**Short task:** Show every line in the entries below where the word "représentée" appears.

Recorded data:
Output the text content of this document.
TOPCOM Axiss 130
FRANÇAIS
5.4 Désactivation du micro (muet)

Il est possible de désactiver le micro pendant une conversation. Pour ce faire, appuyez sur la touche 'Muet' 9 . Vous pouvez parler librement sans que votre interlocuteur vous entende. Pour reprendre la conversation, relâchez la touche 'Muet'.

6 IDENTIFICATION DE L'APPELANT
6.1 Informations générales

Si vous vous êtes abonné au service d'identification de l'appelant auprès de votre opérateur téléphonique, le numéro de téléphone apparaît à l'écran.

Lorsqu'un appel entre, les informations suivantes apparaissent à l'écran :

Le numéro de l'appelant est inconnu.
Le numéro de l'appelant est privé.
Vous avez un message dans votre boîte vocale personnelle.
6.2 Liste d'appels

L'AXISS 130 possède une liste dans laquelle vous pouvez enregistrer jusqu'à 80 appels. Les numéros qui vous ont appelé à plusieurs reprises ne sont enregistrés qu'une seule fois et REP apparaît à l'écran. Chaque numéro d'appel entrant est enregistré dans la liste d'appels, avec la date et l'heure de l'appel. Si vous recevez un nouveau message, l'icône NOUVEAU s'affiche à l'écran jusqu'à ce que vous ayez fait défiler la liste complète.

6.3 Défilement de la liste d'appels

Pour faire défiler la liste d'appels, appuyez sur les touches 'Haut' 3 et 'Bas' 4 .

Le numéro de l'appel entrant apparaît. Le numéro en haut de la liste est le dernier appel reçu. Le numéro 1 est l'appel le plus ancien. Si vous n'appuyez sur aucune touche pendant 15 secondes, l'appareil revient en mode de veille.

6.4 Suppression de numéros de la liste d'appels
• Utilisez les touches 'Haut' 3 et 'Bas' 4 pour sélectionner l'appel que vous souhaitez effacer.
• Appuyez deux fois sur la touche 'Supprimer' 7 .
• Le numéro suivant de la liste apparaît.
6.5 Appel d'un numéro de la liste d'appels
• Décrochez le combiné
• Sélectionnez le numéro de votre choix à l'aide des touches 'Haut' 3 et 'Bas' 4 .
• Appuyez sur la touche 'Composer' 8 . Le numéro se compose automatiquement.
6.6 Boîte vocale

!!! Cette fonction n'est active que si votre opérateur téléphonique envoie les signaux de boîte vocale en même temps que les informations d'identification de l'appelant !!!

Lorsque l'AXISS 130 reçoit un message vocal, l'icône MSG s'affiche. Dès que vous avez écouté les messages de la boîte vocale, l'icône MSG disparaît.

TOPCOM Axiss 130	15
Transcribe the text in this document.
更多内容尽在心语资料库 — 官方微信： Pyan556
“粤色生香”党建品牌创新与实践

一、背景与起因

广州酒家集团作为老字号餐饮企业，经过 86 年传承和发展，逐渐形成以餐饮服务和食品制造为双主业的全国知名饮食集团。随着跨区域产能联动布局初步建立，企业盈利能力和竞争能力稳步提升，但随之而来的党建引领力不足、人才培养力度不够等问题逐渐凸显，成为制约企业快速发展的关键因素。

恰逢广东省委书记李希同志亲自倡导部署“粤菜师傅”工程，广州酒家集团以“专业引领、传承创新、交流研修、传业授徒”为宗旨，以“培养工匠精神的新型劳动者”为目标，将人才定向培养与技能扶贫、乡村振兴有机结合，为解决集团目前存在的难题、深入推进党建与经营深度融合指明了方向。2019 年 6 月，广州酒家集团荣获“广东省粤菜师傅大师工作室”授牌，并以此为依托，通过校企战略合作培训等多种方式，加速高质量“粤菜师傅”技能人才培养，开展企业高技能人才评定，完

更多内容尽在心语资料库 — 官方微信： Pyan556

==

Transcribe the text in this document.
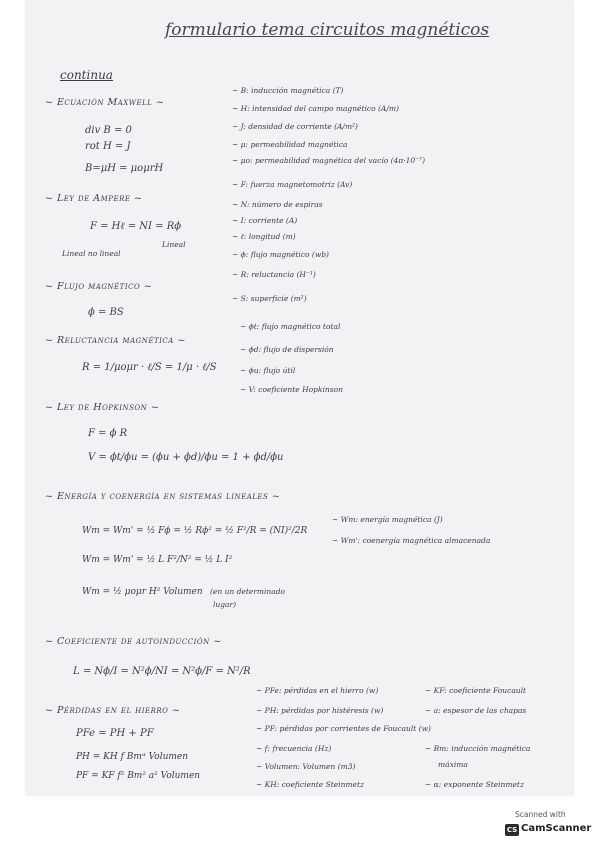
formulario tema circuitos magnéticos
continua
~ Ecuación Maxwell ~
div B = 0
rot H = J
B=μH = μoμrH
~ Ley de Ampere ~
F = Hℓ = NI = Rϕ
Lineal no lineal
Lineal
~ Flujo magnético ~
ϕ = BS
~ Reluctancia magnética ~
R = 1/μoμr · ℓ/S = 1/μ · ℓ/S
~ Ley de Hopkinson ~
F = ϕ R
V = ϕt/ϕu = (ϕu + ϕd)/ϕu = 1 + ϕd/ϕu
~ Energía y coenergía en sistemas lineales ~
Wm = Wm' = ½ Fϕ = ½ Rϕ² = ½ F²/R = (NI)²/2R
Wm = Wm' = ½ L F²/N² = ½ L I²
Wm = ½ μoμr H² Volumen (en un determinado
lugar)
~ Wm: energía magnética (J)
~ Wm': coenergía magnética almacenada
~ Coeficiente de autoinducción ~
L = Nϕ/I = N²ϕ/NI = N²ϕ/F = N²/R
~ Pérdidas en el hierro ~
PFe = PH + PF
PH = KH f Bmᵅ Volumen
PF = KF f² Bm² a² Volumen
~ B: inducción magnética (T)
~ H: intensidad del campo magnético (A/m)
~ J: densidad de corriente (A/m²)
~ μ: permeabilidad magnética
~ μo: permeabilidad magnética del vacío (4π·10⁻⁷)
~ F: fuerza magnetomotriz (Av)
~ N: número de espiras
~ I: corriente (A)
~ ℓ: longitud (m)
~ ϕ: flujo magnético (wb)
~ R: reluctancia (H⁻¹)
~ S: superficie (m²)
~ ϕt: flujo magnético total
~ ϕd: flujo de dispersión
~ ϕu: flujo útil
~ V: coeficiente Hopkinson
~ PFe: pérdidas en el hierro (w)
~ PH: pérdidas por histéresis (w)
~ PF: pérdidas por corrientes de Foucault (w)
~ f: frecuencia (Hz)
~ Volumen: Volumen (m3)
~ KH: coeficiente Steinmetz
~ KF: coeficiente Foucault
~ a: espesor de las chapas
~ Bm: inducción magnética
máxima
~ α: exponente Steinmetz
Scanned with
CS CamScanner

==

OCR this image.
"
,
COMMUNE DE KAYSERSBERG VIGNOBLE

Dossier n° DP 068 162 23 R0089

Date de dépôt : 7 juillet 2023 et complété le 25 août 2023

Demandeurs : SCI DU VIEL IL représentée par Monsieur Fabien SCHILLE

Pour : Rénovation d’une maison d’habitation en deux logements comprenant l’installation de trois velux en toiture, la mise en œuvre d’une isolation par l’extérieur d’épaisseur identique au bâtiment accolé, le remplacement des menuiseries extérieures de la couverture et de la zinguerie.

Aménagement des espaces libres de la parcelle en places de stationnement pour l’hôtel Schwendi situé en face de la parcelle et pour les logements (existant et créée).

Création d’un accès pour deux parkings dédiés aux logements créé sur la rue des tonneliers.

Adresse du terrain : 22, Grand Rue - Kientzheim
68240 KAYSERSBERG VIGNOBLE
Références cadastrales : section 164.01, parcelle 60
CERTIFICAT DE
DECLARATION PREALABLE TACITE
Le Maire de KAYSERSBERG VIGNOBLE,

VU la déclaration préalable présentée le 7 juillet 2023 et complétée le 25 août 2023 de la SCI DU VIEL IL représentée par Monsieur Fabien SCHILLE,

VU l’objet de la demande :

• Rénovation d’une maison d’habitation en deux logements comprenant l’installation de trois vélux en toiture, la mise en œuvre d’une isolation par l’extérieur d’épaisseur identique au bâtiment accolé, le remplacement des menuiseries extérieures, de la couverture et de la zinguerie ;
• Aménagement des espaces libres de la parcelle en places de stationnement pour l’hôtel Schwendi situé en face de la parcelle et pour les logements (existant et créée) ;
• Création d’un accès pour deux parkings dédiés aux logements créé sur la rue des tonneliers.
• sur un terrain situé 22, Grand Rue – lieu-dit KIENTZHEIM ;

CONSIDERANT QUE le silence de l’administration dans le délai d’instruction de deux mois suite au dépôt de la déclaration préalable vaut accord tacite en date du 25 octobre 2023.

**Correct result:**
Demandeurs : SCI DU VIEL IL représentée par Monsieur Fabien SCHILLE
VU la déclaration préalable présentée le 7 juillet 2023 et complétée le 25 août 2023 de la SCI DU VIEL IL représentée par Monsieur Fabien SCHILLE,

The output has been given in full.